--- Text segment ---
--- Start ---
I wrote a matrix-matrix(32bit floats) multiplication function in C++ using intrinsics for large matrices(8192x8192), minimum data size is 32B for every read and write operation.
I will change the algorithm into a blocking one such that it reads a 8x8 block into 8 YMM registers and do the multiplications on the target blocks rows (another YMM register as target) finally accumulating the 8 results in another register and storing into memory.
Question: Does it matter if it gets 32B chunks from non-contiguous addresses? Does it change performance drastically if it reads like:
Read 32B from p, compute, read 32B from p+8192 (this is next row of block), compute,
Read and compute until all 8 rows are done, write 32B to target matrix row p3
Read 32B from p, compute, read 32B from p+32, compute, read 32B from p+64......
I mean the reading speed of memory, not the cache.
Note: Im using fx8150 and I dont know if it can read more than 32B in single operation.
It will probably give you better performance to have one contiguous buffer (at the very least, it's not worse!).
--- End ---
--- Supplied data ---
--- Start ---
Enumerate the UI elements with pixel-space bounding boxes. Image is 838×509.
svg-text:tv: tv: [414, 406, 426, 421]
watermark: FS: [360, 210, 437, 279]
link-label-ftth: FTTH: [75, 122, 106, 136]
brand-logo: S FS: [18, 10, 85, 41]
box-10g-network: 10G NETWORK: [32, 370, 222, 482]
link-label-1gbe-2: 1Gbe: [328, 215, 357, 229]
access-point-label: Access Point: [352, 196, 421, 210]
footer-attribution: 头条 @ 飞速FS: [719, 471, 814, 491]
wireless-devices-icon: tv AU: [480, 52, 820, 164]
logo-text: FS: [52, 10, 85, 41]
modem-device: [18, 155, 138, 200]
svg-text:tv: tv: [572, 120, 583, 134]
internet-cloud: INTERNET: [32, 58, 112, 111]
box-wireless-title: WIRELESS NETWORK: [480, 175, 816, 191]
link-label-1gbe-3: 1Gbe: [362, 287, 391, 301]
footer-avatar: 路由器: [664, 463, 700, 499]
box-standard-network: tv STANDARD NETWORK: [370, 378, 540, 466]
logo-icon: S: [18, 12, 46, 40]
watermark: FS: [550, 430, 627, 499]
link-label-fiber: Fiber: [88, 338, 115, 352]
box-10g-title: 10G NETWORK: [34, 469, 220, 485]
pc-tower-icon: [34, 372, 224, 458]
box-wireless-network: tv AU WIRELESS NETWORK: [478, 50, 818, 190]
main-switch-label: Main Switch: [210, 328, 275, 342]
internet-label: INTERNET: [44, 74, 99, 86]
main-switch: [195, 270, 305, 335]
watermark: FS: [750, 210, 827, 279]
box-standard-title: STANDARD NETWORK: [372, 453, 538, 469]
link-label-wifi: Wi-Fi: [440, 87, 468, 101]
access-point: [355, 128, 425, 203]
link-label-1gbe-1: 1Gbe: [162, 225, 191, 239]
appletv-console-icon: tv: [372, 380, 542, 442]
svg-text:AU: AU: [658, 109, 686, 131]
--- End ---
--- Aim ---
Rewrite the part of the post on blocked matrix multiplication that opens with the words containing "Question: Does it" and closes with "it's not worse!).", substituting "calculate" for "compute". The entries aren't needed here.

--- Expected output ---
Question: Does it matter if it gets 32B chunks from non-contiguous addresses? Does it change performance drastically if it reads like:
Read 32B from p, calculate, read 32B from p+8192 (this is next row of block), calculate,
Read and calculate until all 8 rows are done, write 32B to target matrix row p3
Read 32B from p, calculate, read 32B from p+32, calculate, read 32B from p+64......
I mean the reading speed of memory, not the cache.
Note: Im using fx8150 and I dont know if it can read more than 32B in single operation.
It will probably give you better performance to have one contiguous buffer (at the very least, it's not worse!).